## Goal of the exercise
For this exercise, copy out each line of the material below that includes "中心数据库系统".
##### Dataset content
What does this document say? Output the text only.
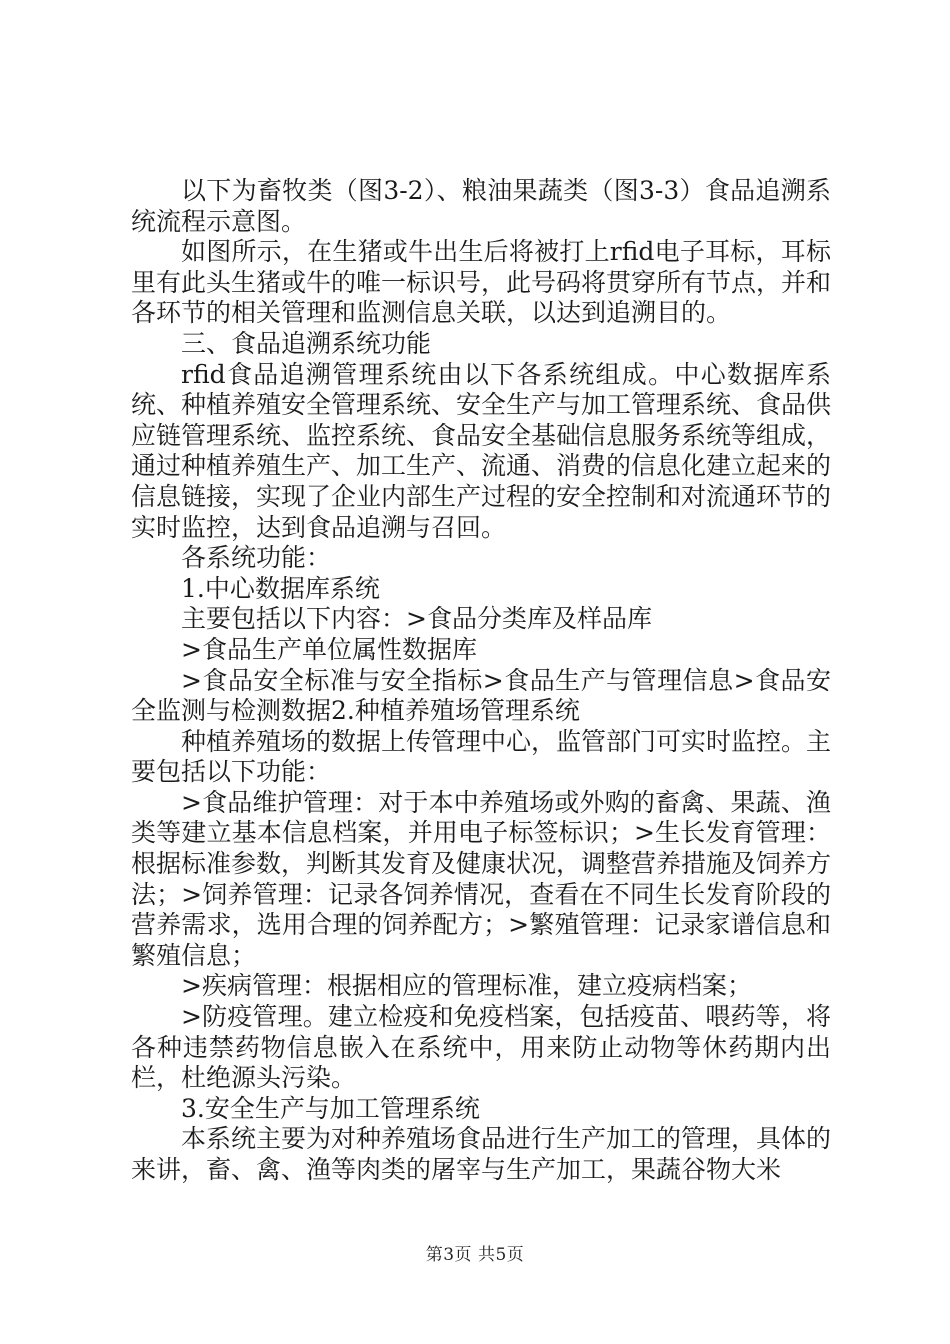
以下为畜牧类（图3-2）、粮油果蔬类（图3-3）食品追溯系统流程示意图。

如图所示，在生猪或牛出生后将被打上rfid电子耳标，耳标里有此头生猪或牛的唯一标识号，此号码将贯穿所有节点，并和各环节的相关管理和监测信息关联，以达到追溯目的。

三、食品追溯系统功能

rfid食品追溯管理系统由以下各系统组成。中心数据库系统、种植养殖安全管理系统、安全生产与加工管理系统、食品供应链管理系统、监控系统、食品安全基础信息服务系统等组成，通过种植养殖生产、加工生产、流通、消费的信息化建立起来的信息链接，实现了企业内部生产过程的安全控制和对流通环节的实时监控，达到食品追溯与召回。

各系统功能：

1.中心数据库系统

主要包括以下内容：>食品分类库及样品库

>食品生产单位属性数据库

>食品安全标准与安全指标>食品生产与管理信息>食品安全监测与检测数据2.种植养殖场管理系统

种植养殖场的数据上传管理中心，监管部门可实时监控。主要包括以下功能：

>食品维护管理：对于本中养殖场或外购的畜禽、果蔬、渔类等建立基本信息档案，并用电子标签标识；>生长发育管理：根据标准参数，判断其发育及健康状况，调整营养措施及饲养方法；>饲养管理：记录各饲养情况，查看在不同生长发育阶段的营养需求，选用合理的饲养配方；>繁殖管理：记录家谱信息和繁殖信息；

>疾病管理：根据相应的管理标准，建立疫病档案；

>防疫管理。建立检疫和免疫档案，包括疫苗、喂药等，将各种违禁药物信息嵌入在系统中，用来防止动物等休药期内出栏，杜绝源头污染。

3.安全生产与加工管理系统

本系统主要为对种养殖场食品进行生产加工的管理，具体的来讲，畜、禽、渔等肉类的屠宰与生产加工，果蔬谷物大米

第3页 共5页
##########
## Correct output
rfid食品追溯管理系统由以下各系统组成。中心数据库系统、种植养殖安全管理系统、安全生产与加工管理系统、食品供应链管理系统、监控系统、食品安全基础信息服务系统等组成，通过种植养殖生产、加工生产、流通、消费的信息化建立起来的信息链接，实现了企业内部生产过程的安全控制和对流通环节的实时监控，达到食品追溯与召回。
1.中心数据库系统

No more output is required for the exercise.